[A run of records]

begin

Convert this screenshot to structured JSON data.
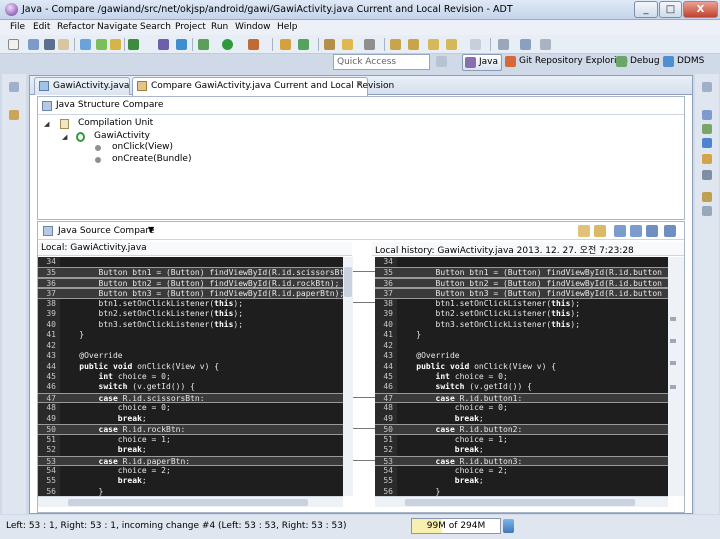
{
  "window": {
    "title": "Java - Compare /gawiand/src/net/okjsp/android/gawi/GawiActivity.java Current and Local Revision - ADT",
    "min": "_",
    "max": "□",
    "close": "X"
  },
  "menu": [
    "File",
    "Edit",
    "Refactor",
    "Navigate",
    "Search",
    "Project",
    "Run",
    "Window",
    "Help"
  ],
  "quick_access": {
    "placeholder": "Quick Access"
  },
  "perspectives": [
    {
      "label": "Java",
      "selected": true
    },
    {
      "label": "Git Repository Exploring"
    },
    {
      "label": "Debug"
    },
    {
      "label": "DDMS"
    }
  ],
  "tabs": [
    {
      "label": "GawiActivity.java",
      "active": false
    },
    {
      "label": "Compare GawiActivity.java Current and Local Revision",
      "active": true,
      "close": "✕"
    }
  ],
  "structure": {
    "title": "Java Structure Compare",
    "nodes": [
      "Compilation Unit",
      "GawiActivity",
      "onClick(View)",
      "onCreate(Bundle)"
    ]
  },
  "source": {
    "title": "Java Source Compare",
    "left_title": "Local: GawiActivity.java",
    "right_title": "Local history: GawiActivity.java 2013. 12. 27. 오전 7:23:28"
  },
  "left_lines": [
    {
      "n": "34",
      "t": "",
      "hl": false
    },
    {
      "n": "35",
      "t": "        Button btn1 = (Button) findViewById(R.id.scissorsBt",
      "hl": true
    },
    {
      "n": "36",
      "t": "        Button btn2 = (Button) findViewById(R.id.rockBtn);",
      "hl": true
    },
    {
      "n": "37",
      "t": "        Button btn3 = (Button) findViewById(R.id.paperBtn);",
      "hl": true
    },
    {
      "n": "38",
      "t": "        btn1.setOnClickListener(this);",
      "hl": false
    },
    {
      "n": "39",
      "t": "        btn2.setOnClickListener(this);",
      "hl": false
    },
    {
      "n": "40",
      "t": "        btn3.setOnClickListener(this);",
      "hl": false
    },
    {
      "n": "41",
      "t": "    }",
      "hl": false
    },
    {
      "n": "42",
      "t": "",
      "hl": false
    },
    {
      "n": "43",
      "t": "    @Override",
      "hl": false
    },
    {
      "n": "44",
      "t": "    public void onClick(View v) {",
      "hl": false
    },
    {
      "n": "45",
      "t": "        int choice = 0;",
      "hl": false
    },
    {
      "n": "46",
      "t": "        switch (v.getId()) {",
      "hl": false
    },
    {
      "n": "47",
      "t": "        case R.id.scissorsBtn:",
      "hl": true
    },
    {
      "n": "48",
      "t": "            choice = 0;",
      "hl": false
    },
    {
      "n": "49",
      "t": "            break;",
      "hl": false
    },
    {
      "n": "50",
      "t": "        case R.id.rockBtn:",
      "hl": true
    },
    {
      "n": "51",
      "t": "            choice = 1;",
      "hl": false
    },
    {
      "n": "52",
      "t": "            break;",
      "hl": false
    },
    {
      "n": "53",
      "t": "        case R.id.paperBtn:",
      "hl": true
    },
    {
      "n": "54",
      "t": "            choice = 2;",
      "hl": false
    },
    {
      "n": "55",
      "t": "            break;",
      "hl": false
    },
    {
      "n": "56",
      "t": "        }",
      "hl": false
    }
  ],
  "right_lines": [
    {
      "n": "34",
      "t": "",
      "hl": false
    },
    {
      "n": "35",
      "t": "        Button btn1 = (Button) findViewById(R.id.button",
      "hl": true
    },
    {
      "n": "36",
      "t": "        Button btn2 = (Button) findViewById(R.id.button",
      "hl": true
    },
    {
      "n": "37",
      "t": "        Button btn3 = (Button) findViewById(R.id.button",
      "hl": true
    },
    {
      "n": "38",
      "t": "        btn1.setOnClickListener(this);",
      "hl": false
    },
    {
      "n": "39",
      "t": "        btn2.setOnClickListener(this);",
      "hl": false
    },
    {
      "n": "40",
      "t": "        btn3.setOnClickListener(this);",
      "hl": false
    },
    {
      "n": "41",
      "t": "    }",
      "hl": false
    },
    {
      "n": "42",
      "t": "",
      "hl": false
    },
    {
      "n": "43",
      "t": "    @Override",
      "hl": false
    },
    {
      "n": "44",
      "t": "    public void onClick(View v) {",
      "hl": false
    },
    {
      "n": "45",
      "t": "        int choice = 0;",
      "hl": false
    },
    {
      "n": "46",
      "t": "        switch (v.getId()) {",
      "hl": false
    },
    {
      "n": "47",
      "t": "        case R.id.button1:",
      "hl": true
    },
    {
      "n": "48",
      "t": "            choice = 0;",
      "hl": false
    },
    {
      "n": "49",
      "t": "            break;",
      "hl": false
    },
    {
      "n": "50",
      "t": "        case R.id.button2:",
      "hl": true
    },
    {
      "n": "51",
      "t": "            choice = 1;",
      "hl": false
    },
    {
      "n": "52",
      "t": "            break;",
      "hl": false
    },
    {
      "n": "53",
      "t": "        case R.id.button3:",
      "hl": true
    },
    {
      "n": "54",
      "t": "            choice = 2;",
      "hl": false
    },
    {
      "n": "55",
      "t": "            break;",
      "hl": false
    },
    {
      "n": "56",
      "t": "        }",
      "hl": false
    }
  ],
  "keywords": [
    "public",
    "void",
    "int",
    "switch",
    "case",
    "break",
    "this"
  ],
  "status": {
    "text": "Left: 53 : 1, Right: 53 : 1, incoming change #4 (Left: 53 : 53, Right: 53 : 53)",
    "heap": "99M of 294M",
    "heap_fraction": 0.337
  },
  "colors": {
    "code_bg": "#1e1e1e",
    "change_line": "#9a9a9a"
  }
}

end

Gather, from the listing above, every line carrying the word "rockBtn".

◆ **Output for this exercise**
      "t": "        Button btn2 = (Button) findViewById(R.id.rockBtn);",
      "t": "        case R.id.rockBtn:",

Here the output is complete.